■ **EXERCISE INPUT**:
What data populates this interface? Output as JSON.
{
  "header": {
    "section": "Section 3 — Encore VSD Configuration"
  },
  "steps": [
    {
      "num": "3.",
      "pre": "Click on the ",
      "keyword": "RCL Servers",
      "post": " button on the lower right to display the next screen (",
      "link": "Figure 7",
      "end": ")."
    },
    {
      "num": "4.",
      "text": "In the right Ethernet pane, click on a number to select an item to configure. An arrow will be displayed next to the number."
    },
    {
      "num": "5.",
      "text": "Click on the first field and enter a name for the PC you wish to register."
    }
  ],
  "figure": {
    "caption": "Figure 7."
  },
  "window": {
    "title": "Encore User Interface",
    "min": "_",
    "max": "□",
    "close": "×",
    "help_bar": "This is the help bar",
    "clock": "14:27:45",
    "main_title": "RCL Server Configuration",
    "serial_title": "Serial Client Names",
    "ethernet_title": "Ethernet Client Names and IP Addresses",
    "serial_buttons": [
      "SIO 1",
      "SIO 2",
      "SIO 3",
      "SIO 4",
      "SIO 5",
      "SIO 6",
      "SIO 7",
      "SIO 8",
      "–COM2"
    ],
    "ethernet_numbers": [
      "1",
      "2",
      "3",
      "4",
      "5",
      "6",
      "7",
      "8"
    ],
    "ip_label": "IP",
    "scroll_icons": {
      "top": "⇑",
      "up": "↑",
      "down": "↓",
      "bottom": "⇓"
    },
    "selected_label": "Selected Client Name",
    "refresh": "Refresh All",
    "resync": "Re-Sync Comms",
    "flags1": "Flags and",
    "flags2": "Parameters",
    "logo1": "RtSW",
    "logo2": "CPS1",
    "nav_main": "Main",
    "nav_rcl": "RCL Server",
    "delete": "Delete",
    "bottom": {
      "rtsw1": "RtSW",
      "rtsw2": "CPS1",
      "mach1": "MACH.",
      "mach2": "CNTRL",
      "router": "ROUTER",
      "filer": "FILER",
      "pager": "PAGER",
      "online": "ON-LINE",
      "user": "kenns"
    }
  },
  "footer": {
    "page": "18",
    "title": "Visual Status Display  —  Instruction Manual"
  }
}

■ **WHAT THIS TASK INVOLVES**: Write out each line of the data above again, exactly as given.

■ **RESULT**:
What data populates this interface? Output as JSON.
{
  "header": {
    "section": "Section 3 — Encore VSD Configuration"
  },
  "steps": [
    {
      "num": "3.",
      "pre": "Click on the ",
      "keyword": "RCL Servers",
      "post": " button on the lower right to display the next screen (",
      "link": "Figure 7",
      "end": ")."
    },
    {
      "num": "4.",
      "text": "In the right Ethernet pane, click on a number to select an item to configure. An arrow will be displayed next to the number."
    },
    {
      "num": "5.",
      "text": "Click on the first field and enter a name for the PC you wish to register."
    }
  ],
  "figure": {
    "caption": "Figure 7."
  },
  "window": {
    "title": "Encore User Interface",
    "min": "_",
    "max": "□",
    "close": "×",
    "help_bar": "This is the help bar",
    "clock": "14:27:45",
    "main_title": "RCL Server Configuration",
    "serial_title": "Serial Client Names",
    "ethernet_title": "Ethernet Client Names and IP Addresses",
    "serial_buttons": [
      "SIO 1",
      "SIO 2",
      "SIO 3",
      "SIO 4",
      "SIO 5",
      "SIO 6",
      "SIO 7",
      "SIO 8",
      "–COM2"
    ],
    "ethernet_numbers": [
      "1",
      "2",
      "3",
      "4",
      "5",
      "6",
      "7",
      "8"
    ],
    "ip_label": "IP",
    "scroll_icons": {
      "top": "⇑",
      "up": "↑",
      "down": "↓",
      "bottom": "⇓"
    },
    "selected_label": "Selected Client Name",
    "refresh": "Refresh All",
    "resync": "Re-Sync Comms",
    "flags1": "Flags and",
    "flags2": "Parameters",
    "logo1": "RtSW",
    "logo2": "CPS1",
    "nav_main": "Main",
    "nav_rcl": "RCL Server",
    "delete": "Delete",
    "bottom": {
      "rtsw1": "RtSW",
      "rtsw2": "CPS1",
      "mach1": "MACH.",
      "mach2": "CNTRL",
      "router": "ROUTER",
      "filer": "FILER",
      "pager": "PAGER",
      "online": "ON-LINE",
      "user": "kenns"
    }
  },
  "footer": {
    "page": "18",
    "title": "Visual Status Display  —  Instruction Manual"
  }
}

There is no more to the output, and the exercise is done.